INPUT MATERIAL:

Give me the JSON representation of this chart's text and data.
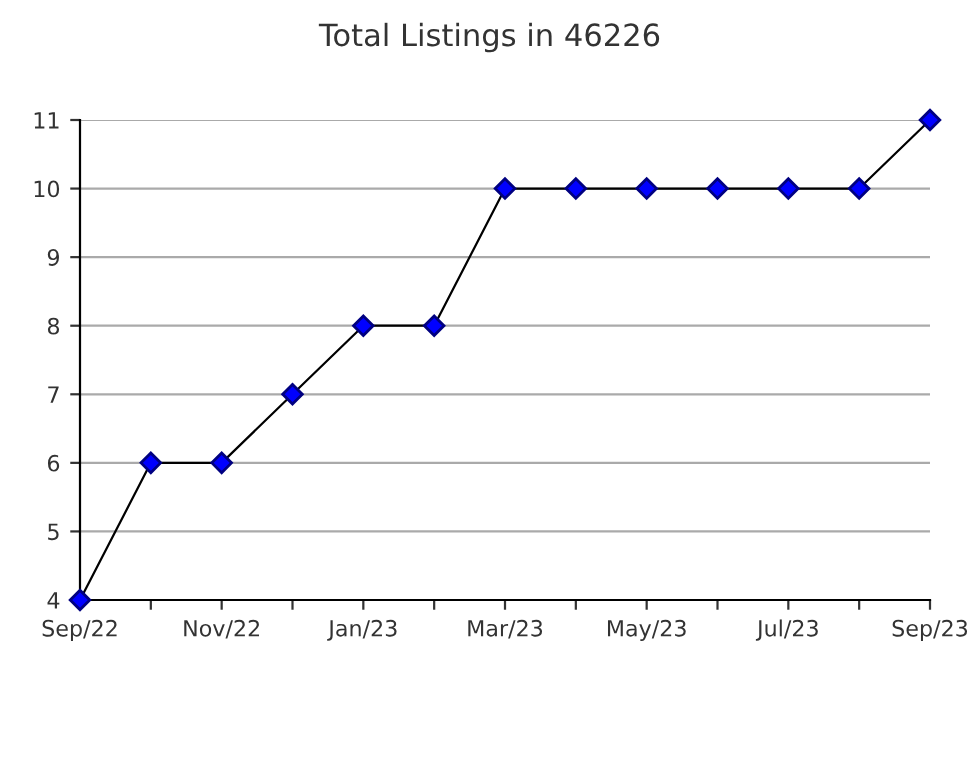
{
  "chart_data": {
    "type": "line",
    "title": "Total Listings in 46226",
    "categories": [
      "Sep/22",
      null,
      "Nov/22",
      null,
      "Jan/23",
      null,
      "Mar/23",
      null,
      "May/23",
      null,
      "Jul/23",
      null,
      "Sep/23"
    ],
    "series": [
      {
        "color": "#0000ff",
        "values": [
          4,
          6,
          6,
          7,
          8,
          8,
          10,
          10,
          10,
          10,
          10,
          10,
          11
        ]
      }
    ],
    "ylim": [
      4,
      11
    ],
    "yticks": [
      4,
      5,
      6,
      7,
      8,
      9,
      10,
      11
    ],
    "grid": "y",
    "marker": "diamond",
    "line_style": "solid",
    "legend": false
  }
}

...

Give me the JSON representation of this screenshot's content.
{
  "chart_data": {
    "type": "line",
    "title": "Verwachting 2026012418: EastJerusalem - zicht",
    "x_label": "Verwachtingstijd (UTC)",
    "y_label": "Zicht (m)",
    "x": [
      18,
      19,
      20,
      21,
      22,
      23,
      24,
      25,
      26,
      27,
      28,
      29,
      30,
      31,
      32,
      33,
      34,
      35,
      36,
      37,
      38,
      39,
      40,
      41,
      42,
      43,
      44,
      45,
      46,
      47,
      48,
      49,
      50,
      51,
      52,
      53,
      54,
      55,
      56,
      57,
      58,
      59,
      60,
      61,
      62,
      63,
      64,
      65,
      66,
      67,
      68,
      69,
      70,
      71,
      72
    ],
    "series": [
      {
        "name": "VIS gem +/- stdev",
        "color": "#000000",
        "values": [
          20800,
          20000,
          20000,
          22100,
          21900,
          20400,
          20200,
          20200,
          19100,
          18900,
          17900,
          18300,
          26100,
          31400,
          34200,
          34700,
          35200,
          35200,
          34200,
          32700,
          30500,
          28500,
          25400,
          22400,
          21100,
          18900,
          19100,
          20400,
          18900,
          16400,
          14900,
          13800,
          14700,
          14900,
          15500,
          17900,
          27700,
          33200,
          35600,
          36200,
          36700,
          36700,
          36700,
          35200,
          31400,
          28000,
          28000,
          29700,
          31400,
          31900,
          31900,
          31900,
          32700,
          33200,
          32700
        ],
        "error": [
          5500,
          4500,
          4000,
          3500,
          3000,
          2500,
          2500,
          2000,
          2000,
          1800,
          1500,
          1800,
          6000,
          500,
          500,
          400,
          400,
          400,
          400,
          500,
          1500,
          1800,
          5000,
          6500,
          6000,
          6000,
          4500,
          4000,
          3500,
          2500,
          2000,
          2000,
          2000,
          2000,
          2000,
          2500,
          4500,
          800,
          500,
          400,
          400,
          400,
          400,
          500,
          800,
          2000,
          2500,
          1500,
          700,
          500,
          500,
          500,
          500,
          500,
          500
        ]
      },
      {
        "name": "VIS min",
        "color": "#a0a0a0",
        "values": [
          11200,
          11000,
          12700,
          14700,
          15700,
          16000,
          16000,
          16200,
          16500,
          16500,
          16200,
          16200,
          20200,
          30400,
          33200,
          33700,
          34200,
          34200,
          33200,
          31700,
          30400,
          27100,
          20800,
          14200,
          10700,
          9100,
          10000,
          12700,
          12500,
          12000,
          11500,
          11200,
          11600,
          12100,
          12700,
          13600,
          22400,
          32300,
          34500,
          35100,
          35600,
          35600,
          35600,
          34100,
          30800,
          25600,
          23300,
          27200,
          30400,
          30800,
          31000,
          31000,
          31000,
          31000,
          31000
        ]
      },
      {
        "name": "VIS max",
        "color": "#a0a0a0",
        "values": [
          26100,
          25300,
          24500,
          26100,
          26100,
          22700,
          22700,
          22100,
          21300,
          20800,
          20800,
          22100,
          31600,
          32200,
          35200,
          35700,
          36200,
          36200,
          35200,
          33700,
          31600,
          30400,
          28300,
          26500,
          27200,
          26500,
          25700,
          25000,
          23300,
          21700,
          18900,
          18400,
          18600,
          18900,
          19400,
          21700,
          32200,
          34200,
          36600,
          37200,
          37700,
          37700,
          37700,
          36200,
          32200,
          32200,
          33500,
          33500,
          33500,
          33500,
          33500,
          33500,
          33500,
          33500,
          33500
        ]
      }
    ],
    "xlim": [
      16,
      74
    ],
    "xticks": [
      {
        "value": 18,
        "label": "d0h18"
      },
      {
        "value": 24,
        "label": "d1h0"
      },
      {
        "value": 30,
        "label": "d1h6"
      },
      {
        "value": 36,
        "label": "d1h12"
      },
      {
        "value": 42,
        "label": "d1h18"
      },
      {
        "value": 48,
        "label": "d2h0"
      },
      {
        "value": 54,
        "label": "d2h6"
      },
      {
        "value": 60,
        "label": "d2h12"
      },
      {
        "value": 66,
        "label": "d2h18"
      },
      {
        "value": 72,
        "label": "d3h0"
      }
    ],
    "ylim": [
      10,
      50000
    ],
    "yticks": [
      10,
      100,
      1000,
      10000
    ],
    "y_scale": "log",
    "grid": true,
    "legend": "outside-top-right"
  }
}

==

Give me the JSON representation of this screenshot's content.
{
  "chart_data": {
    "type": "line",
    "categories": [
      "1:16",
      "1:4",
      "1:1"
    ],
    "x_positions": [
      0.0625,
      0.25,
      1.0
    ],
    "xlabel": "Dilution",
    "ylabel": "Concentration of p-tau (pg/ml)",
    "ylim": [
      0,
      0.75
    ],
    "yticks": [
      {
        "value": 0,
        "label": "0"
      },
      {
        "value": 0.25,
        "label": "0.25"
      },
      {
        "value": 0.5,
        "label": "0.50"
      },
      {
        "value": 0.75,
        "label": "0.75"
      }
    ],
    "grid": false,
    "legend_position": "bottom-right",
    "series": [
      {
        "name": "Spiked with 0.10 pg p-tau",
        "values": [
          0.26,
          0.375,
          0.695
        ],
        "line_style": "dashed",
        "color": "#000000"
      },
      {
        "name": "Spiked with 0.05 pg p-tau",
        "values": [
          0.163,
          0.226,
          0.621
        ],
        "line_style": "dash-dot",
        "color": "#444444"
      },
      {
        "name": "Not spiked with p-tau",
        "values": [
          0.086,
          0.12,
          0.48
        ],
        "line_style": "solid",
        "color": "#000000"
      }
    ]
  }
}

TO BE DONE:
Collect every line from the records above that contains the word "color".

WRITTEN SOLUTION:
        "color": "#0000ff",
        "color": "#000000",
        "color": "#a0a0a0",
        "color": "#a0a0a0",
        "color": "#000000"
        "color": "#444444"
        "color": "#000000"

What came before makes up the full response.